> _Goal of the exercise_:
Starting at the line below that contains "Extract all readable text from this page.", print each line through the end of the records exactly as it appears.

> _Stored data_:
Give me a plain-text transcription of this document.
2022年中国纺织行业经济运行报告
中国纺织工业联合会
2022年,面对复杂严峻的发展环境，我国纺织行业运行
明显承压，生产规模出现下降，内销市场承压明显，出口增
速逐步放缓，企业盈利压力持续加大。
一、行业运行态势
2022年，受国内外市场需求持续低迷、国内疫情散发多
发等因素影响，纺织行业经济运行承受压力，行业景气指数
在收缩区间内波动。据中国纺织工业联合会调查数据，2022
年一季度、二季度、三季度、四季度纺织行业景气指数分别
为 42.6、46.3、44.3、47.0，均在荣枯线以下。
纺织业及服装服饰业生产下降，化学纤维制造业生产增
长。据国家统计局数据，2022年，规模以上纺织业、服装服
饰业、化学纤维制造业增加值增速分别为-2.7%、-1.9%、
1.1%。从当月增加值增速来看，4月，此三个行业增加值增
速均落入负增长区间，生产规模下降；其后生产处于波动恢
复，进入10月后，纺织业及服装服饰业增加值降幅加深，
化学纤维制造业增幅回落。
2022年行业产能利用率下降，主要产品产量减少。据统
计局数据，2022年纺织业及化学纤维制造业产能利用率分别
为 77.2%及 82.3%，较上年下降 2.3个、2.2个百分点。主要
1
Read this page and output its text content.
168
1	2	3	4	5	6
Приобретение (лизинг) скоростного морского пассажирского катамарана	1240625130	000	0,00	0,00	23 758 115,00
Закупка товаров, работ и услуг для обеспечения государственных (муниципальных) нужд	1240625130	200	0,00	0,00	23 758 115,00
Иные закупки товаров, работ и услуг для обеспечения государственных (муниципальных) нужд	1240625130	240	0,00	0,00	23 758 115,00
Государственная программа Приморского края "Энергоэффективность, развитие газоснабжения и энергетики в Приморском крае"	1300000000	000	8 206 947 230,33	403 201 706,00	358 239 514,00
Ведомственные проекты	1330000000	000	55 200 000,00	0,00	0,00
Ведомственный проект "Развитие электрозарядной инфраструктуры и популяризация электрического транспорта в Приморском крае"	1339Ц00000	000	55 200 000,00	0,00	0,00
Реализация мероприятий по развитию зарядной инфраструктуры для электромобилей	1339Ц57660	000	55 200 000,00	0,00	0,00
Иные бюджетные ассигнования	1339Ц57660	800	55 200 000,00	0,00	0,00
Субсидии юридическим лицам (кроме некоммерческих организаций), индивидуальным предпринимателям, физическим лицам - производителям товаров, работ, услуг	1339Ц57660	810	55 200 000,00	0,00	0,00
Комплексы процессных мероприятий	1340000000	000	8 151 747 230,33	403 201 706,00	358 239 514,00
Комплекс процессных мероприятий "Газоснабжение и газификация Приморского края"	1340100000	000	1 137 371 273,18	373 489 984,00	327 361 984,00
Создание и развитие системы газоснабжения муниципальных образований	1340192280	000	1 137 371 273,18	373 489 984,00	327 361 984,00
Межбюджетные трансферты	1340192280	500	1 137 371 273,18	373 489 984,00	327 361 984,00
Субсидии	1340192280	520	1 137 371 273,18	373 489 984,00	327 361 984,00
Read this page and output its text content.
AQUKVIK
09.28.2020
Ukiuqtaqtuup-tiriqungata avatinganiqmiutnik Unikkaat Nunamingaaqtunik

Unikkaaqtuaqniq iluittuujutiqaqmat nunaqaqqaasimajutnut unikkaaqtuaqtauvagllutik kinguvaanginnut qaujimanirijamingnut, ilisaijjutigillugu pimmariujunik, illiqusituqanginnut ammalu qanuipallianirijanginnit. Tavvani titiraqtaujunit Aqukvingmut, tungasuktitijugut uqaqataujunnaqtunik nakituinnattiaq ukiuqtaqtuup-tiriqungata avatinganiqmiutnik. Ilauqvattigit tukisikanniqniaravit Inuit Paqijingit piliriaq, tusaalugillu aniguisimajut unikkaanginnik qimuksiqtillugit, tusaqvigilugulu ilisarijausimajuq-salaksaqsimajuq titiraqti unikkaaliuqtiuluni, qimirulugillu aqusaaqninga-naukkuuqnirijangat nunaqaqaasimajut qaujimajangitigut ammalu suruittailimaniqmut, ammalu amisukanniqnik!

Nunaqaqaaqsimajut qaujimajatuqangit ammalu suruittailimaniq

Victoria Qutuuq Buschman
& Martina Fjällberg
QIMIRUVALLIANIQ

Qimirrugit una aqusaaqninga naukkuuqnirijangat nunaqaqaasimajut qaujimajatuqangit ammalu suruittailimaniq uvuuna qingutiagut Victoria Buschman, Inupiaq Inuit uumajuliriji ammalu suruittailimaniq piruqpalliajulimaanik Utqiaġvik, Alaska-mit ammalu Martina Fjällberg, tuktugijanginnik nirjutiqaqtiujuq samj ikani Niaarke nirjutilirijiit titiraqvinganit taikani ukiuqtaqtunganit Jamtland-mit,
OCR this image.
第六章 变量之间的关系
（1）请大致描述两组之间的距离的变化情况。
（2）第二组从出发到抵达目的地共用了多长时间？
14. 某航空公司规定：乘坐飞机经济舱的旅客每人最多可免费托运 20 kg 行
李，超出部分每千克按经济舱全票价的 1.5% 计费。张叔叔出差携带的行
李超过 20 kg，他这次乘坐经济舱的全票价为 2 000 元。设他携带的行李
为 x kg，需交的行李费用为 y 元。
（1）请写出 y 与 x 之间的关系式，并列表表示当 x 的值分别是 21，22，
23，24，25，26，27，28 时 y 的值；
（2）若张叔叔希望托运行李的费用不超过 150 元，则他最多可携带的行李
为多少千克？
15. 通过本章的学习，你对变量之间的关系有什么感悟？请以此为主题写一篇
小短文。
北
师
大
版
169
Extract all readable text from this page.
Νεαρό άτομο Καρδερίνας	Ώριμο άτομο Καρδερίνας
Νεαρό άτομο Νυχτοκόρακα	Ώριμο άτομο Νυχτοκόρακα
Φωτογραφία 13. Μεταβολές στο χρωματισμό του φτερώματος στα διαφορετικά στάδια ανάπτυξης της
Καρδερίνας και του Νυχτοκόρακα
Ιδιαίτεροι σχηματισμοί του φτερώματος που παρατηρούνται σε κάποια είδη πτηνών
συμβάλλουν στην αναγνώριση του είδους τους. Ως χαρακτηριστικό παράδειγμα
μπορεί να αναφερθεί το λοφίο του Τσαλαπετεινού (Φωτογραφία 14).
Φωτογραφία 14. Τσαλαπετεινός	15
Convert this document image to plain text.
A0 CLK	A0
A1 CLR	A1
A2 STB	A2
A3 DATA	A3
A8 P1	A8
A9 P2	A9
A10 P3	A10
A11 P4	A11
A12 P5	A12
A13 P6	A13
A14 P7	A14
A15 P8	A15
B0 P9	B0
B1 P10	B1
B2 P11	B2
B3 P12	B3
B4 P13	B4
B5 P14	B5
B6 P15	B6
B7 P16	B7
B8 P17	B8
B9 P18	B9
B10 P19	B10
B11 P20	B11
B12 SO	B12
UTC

> _Exercise answer_:
Extract all readable text from this page.
Νεαρό άτομο Καρδερίνας	Ώριμο άτομο Καρδερίνας
Νεαρό άτομο Νυχτοκόρακα	Ώριμο άτομο Νυχτοκόρακα
Φωτογραφία 13. Μεταβολές στο χρωματισμό του φτερώματος στα διαφορετικά στάδια ανάπτυξης της
Καρδερίνας και του Νυχτοκόρακα
Ιδιαίτεροι σχηματισμοί του φτερώματος που παρατηρούνται σε κάποια είδη πτηνών
συμβάλλουν στην αναγνώριση του είδους τους. Ως χαρακτηριστικό παράδειγμα
μπορεί να αναφερθεί το λοφίο του Τσαλαπετεινού (Φωτογραφία 14).
Φωτογραφία 14. Τσαλαπετεινός	15
Convert this document image to plain text.
A0 CLK	A0
A1 CLR	A1
A2 STB	A2
A3 DATA	A3
A8 P1	A8
A9 P2	A9
A10 P3	A10
A11 P4	A11
A12 P5	A12
A13 P6	A13
A14 P7	A14
A15 P8	A15
B0 P9	B0
B1 P10	B1
B2 P11	B2
B3 P12	B3
B4 P13	B4
B5 P14	B5
B6 P15	B6
B7 P16	B7
B8 P17	B8
B9 P18	B9
B10 P19	B10
B11 P20	B11
B12 SO	B12
UTC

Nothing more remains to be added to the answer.